start Material for this task

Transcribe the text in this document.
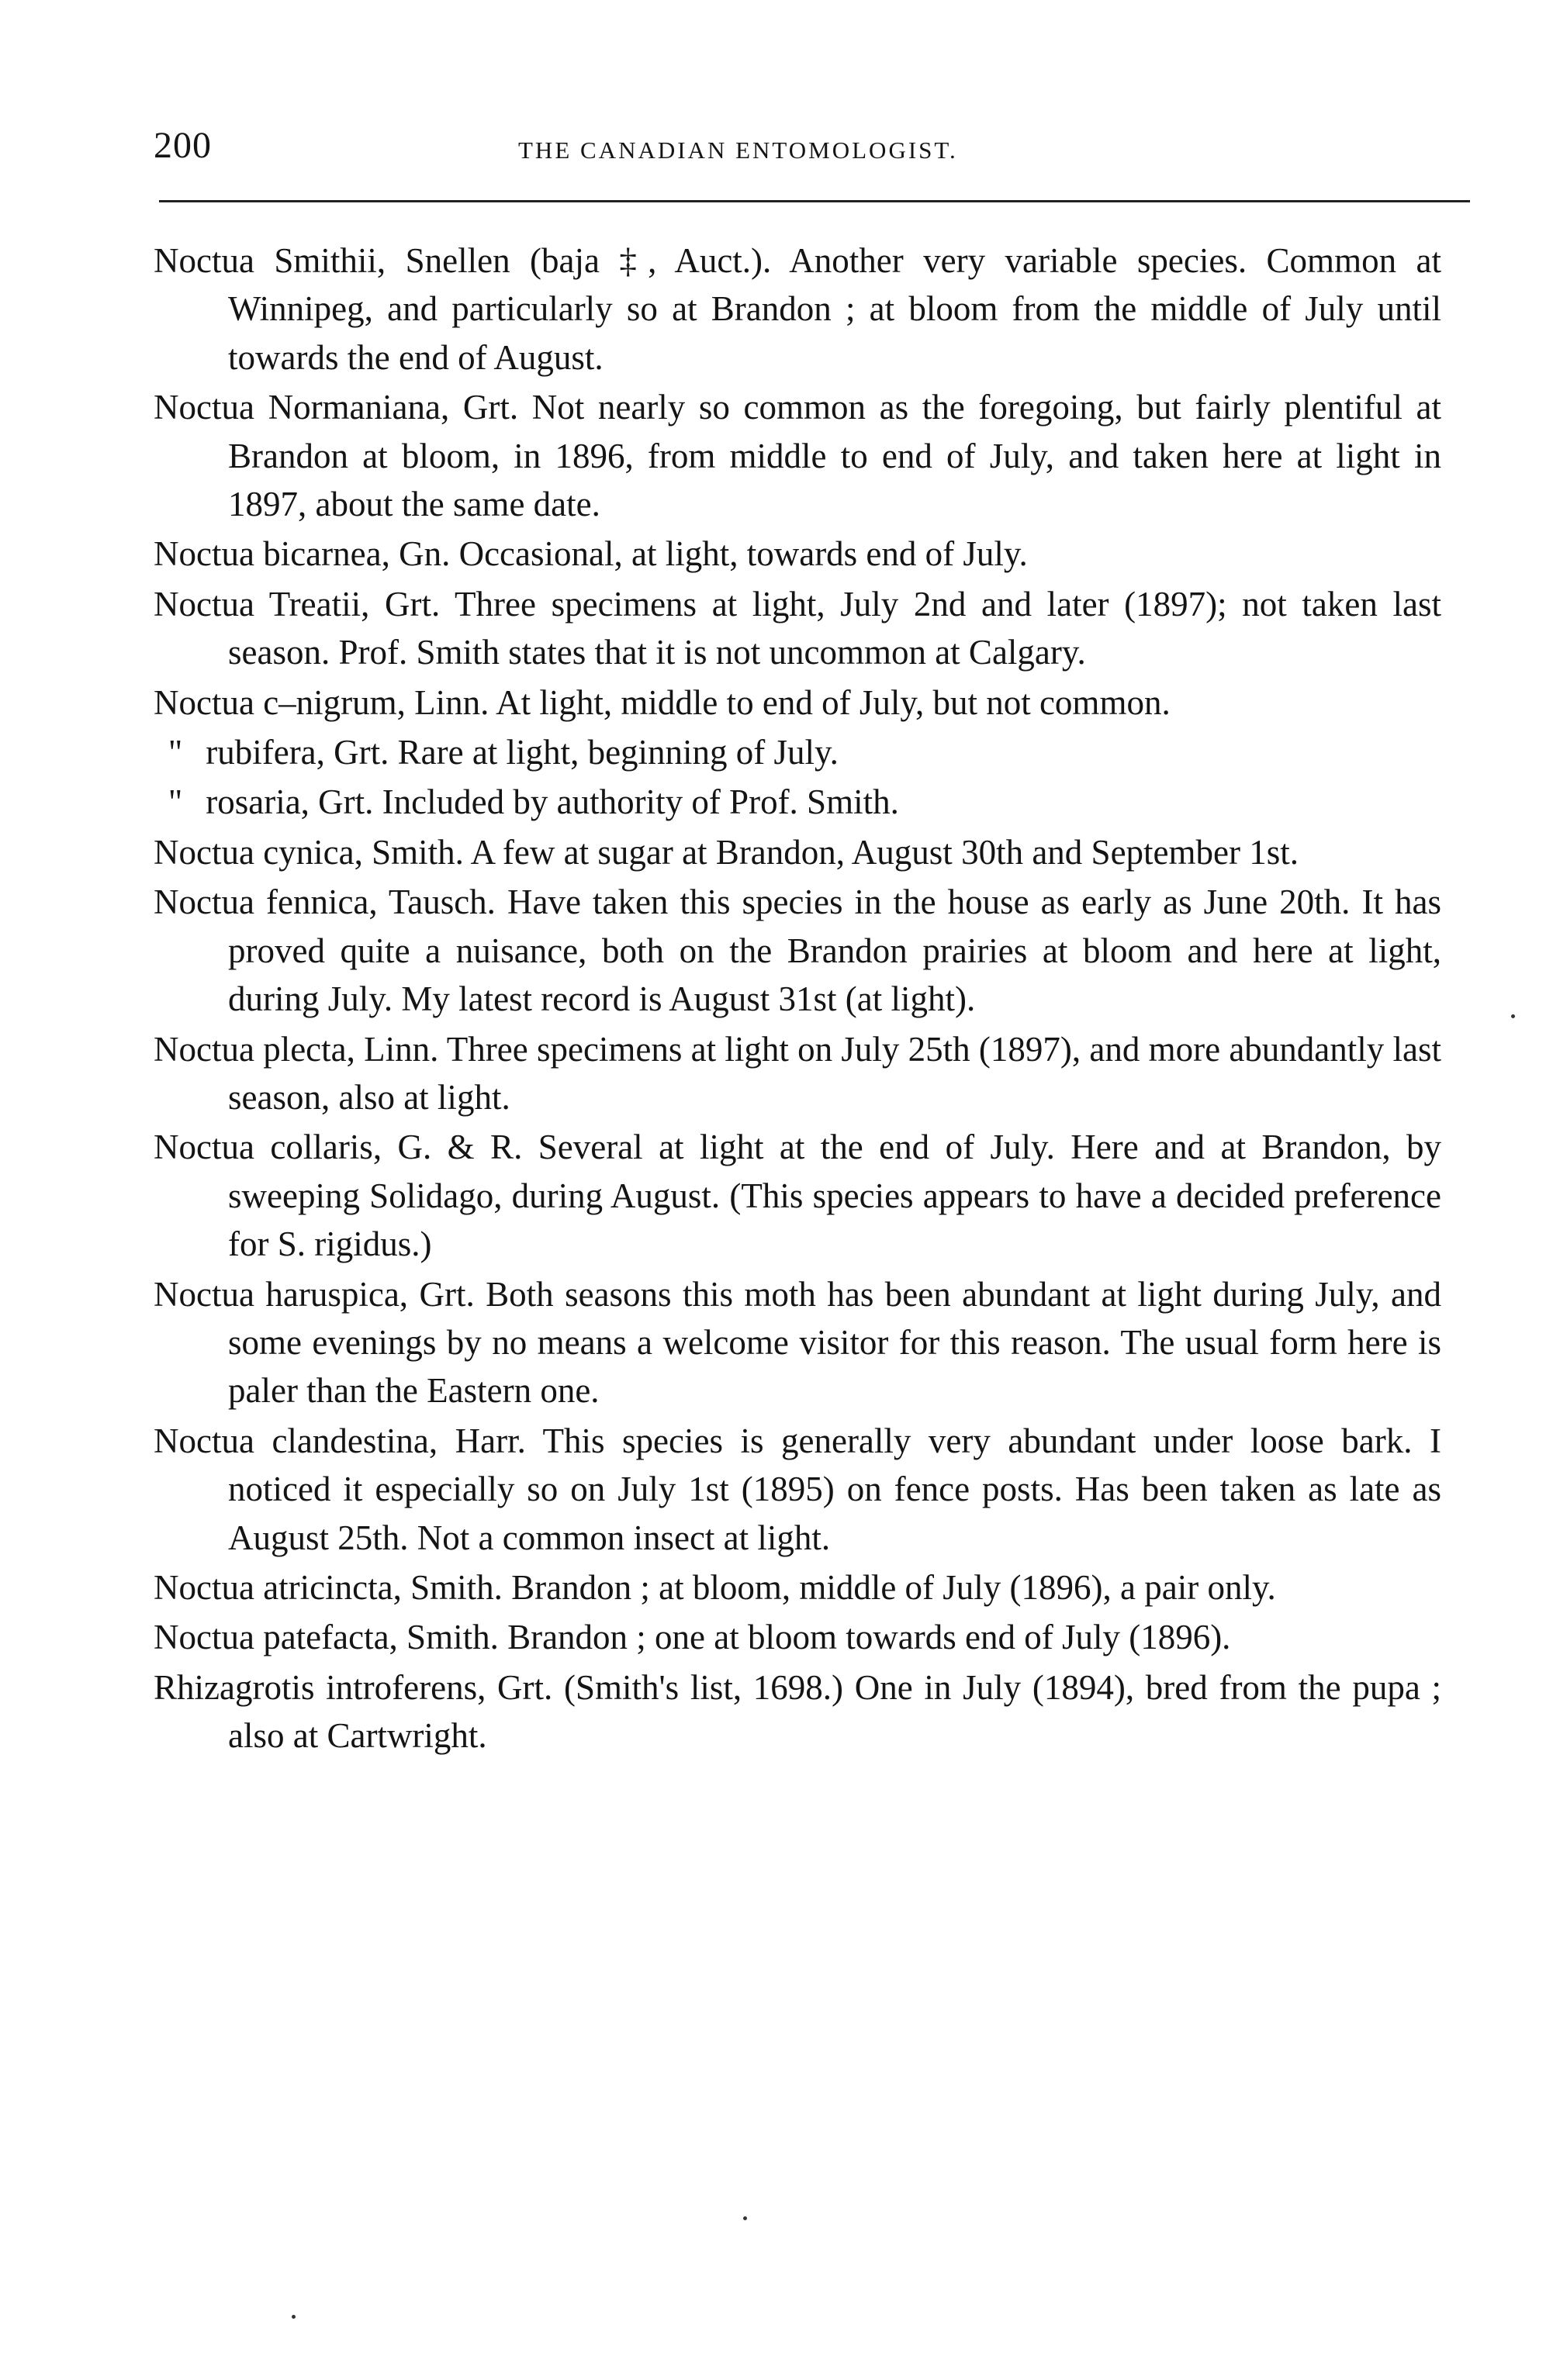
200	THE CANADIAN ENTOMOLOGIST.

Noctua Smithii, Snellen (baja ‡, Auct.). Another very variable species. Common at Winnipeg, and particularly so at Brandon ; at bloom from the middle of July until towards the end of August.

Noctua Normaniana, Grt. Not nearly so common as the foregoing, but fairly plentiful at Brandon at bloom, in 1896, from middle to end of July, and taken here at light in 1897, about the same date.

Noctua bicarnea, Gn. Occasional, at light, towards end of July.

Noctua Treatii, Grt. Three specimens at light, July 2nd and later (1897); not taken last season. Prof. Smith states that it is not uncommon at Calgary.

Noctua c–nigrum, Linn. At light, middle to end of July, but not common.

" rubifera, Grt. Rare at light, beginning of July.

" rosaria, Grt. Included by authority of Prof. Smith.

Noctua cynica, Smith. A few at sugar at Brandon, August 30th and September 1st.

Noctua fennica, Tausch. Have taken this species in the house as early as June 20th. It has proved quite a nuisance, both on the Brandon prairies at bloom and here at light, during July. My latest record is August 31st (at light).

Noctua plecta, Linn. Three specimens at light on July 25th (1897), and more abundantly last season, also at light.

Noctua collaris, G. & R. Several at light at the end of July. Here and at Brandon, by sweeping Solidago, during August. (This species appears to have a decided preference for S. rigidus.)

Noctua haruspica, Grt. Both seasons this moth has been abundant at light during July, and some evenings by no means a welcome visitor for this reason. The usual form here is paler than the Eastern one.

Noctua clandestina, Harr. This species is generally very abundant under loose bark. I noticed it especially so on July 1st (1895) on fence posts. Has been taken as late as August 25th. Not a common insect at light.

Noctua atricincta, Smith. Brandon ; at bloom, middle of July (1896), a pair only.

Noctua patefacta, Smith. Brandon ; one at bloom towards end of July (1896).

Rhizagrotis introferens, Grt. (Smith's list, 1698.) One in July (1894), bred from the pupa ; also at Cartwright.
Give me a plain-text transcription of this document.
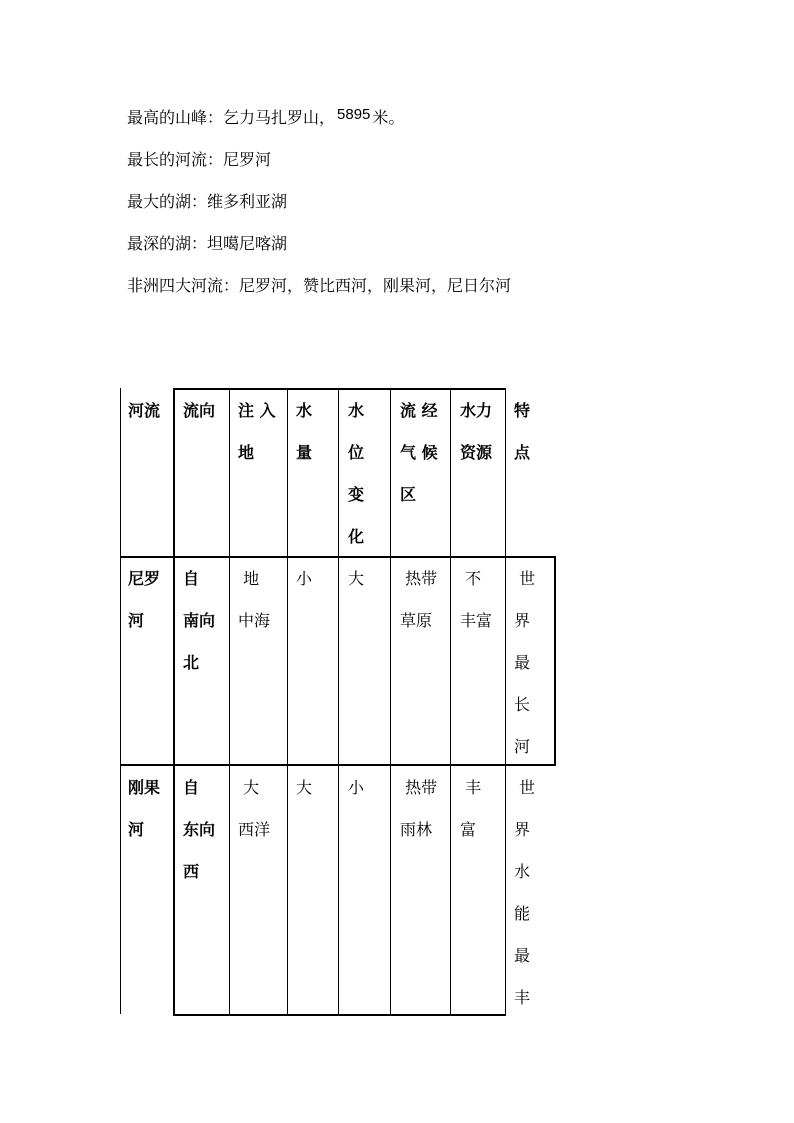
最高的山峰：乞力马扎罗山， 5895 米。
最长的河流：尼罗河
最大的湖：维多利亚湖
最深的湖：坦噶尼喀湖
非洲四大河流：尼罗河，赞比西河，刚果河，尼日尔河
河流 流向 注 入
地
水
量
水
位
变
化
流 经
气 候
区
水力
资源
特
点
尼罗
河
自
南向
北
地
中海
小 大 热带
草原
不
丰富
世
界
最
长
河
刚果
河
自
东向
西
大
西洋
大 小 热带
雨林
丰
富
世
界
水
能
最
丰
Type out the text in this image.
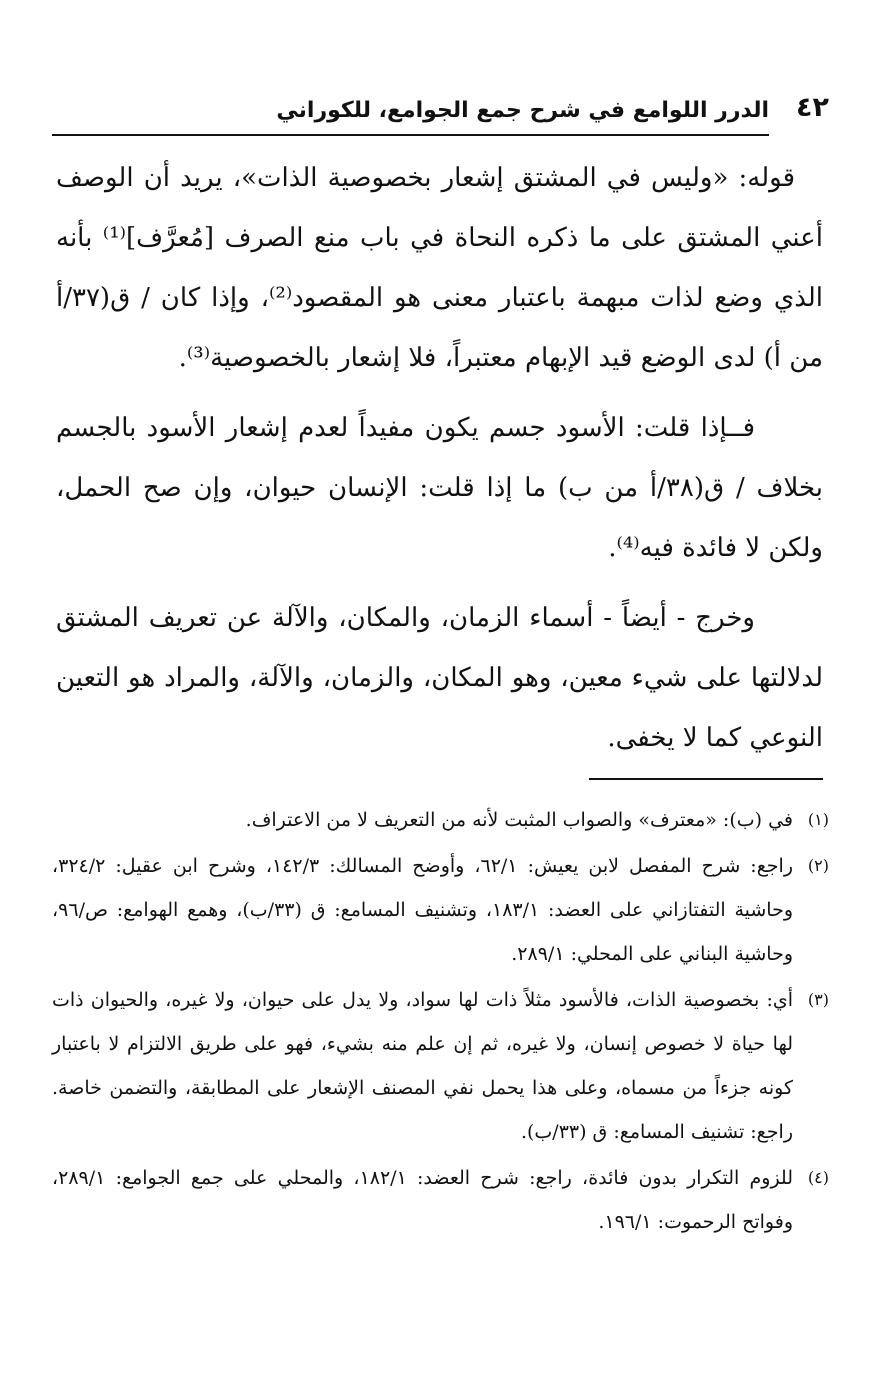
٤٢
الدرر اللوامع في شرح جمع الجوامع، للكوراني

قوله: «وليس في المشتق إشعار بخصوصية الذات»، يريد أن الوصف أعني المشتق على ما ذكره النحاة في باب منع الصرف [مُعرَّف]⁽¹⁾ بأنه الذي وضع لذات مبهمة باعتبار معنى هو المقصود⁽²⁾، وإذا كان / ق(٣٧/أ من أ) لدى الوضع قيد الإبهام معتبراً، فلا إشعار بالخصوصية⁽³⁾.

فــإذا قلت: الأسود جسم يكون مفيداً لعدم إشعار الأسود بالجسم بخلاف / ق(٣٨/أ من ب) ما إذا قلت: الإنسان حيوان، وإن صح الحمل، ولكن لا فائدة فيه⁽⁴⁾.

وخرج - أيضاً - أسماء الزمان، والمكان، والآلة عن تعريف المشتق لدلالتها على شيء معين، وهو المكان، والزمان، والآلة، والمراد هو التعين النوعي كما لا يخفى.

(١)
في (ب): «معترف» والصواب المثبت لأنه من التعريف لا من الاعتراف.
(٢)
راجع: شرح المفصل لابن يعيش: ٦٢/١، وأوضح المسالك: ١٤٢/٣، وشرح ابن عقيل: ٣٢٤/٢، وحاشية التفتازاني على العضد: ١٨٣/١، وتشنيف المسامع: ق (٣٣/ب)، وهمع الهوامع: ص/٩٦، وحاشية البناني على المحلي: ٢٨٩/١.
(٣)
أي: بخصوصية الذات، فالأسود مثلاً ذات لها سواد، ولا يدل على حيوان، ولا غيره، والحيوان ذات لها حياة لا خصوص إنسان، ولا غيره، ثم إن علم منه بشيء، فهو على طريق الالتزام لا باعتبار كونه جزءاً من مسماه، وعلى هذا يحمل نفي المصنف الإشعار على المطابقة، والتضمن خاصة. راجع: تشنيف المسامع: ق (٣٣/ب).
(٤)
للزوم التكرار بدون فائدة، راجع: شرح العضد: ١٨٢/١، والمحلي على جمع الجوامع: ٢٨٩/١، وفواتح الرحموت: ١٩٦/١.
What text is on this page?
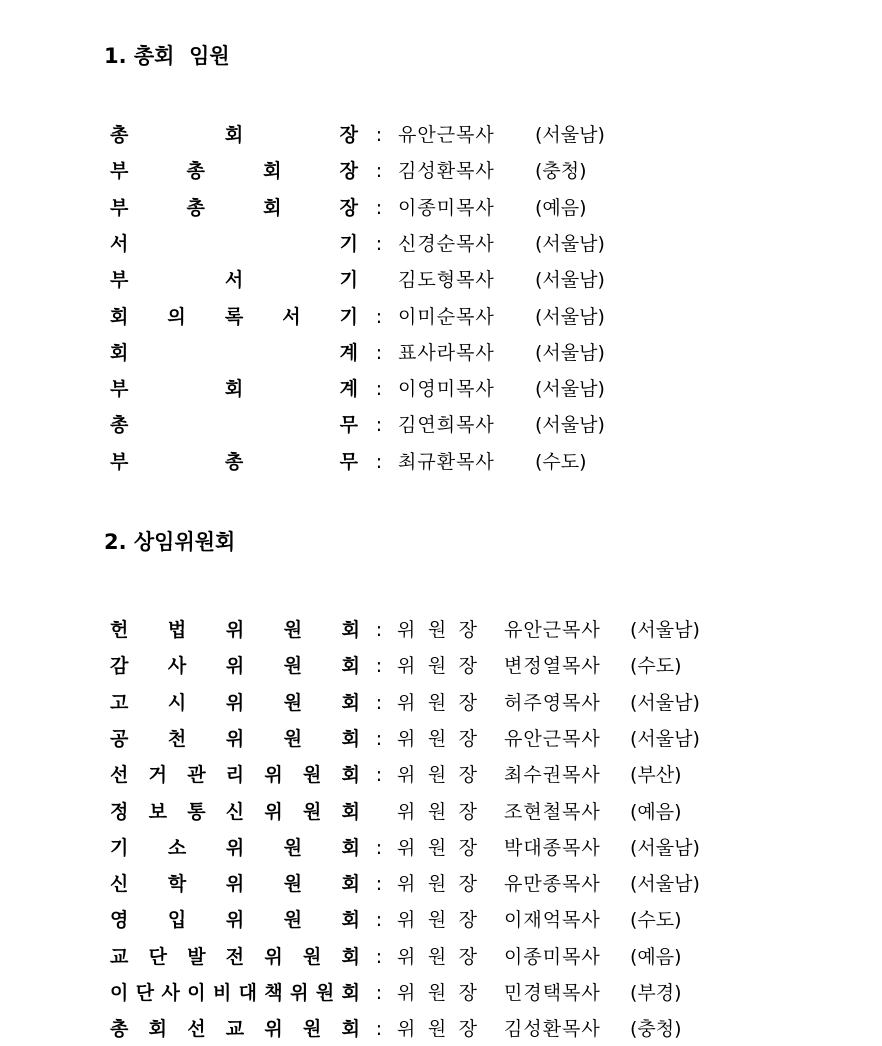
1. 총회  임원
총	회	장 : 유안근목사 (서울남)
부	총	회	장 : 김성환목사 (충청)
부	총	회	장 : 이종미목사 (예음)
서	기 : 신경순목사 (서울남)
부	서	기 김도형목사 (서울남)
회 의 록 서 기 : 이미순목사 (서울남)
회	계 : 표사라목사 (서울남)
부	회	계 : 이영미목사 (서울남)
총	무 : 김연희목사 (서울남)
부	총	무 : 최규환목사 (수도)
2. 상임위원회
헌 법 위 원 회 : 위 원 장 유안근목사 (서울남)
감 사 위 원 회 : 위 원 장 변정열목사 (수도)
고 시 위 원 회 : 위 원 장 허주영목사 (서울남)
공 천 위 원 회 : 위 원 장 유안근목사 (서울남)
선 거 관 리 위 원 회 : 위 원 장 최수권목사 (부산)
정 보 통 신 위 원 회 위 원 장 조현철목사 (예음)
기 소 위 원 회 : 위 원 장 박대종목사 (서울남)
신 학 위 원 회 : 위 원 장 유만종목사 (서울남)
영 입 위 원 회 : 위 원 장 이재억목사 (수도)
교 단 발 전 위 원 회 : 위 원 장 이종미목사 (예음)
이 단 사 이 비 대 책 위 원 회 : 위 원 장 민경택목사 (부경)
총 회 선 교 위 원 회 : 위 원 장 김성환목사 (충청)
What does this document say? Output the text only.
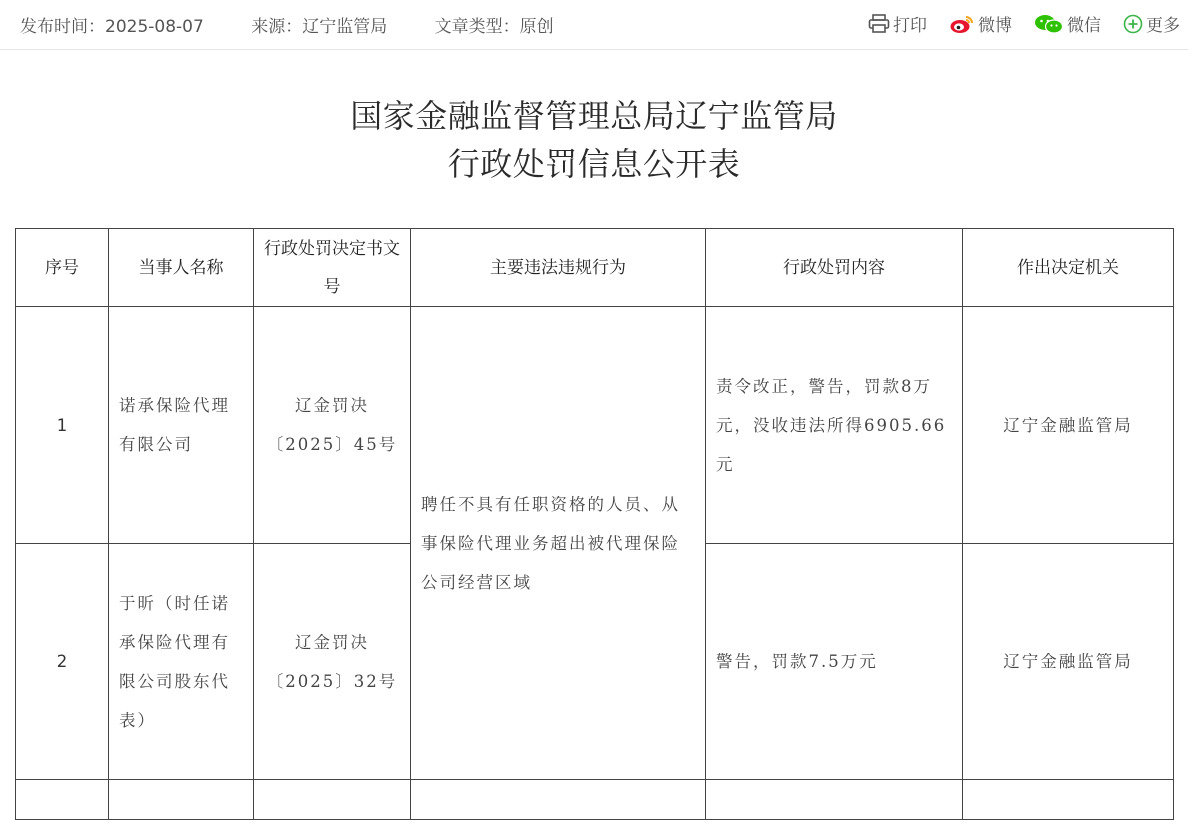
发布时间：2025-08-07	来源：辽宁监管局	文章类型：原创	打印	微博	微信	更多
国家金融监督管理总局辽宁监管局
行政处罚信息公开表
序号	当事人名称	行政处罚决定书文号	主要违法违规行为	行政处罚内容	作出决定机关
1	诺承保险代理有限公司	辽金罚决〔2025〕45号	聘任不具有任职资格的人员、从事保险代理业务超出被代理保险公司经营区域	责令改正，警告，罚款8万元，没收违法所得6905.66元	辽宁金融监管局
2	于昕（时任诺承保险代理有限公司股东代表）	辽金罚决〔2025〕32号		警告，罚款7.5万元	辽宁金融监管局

end Material for this task

Problem to work on =>
Within the data above, pick out all lines holding the word "also".

Output =>
Noctua plecta, Linn. Three specimens at light on July 25th (1897), and more abundantly last season, also at light.
Rhizagrotis introferens, Grt. (Smith's list, 1698.) One in July (1894), bred from the pupa ; also at Cartwright.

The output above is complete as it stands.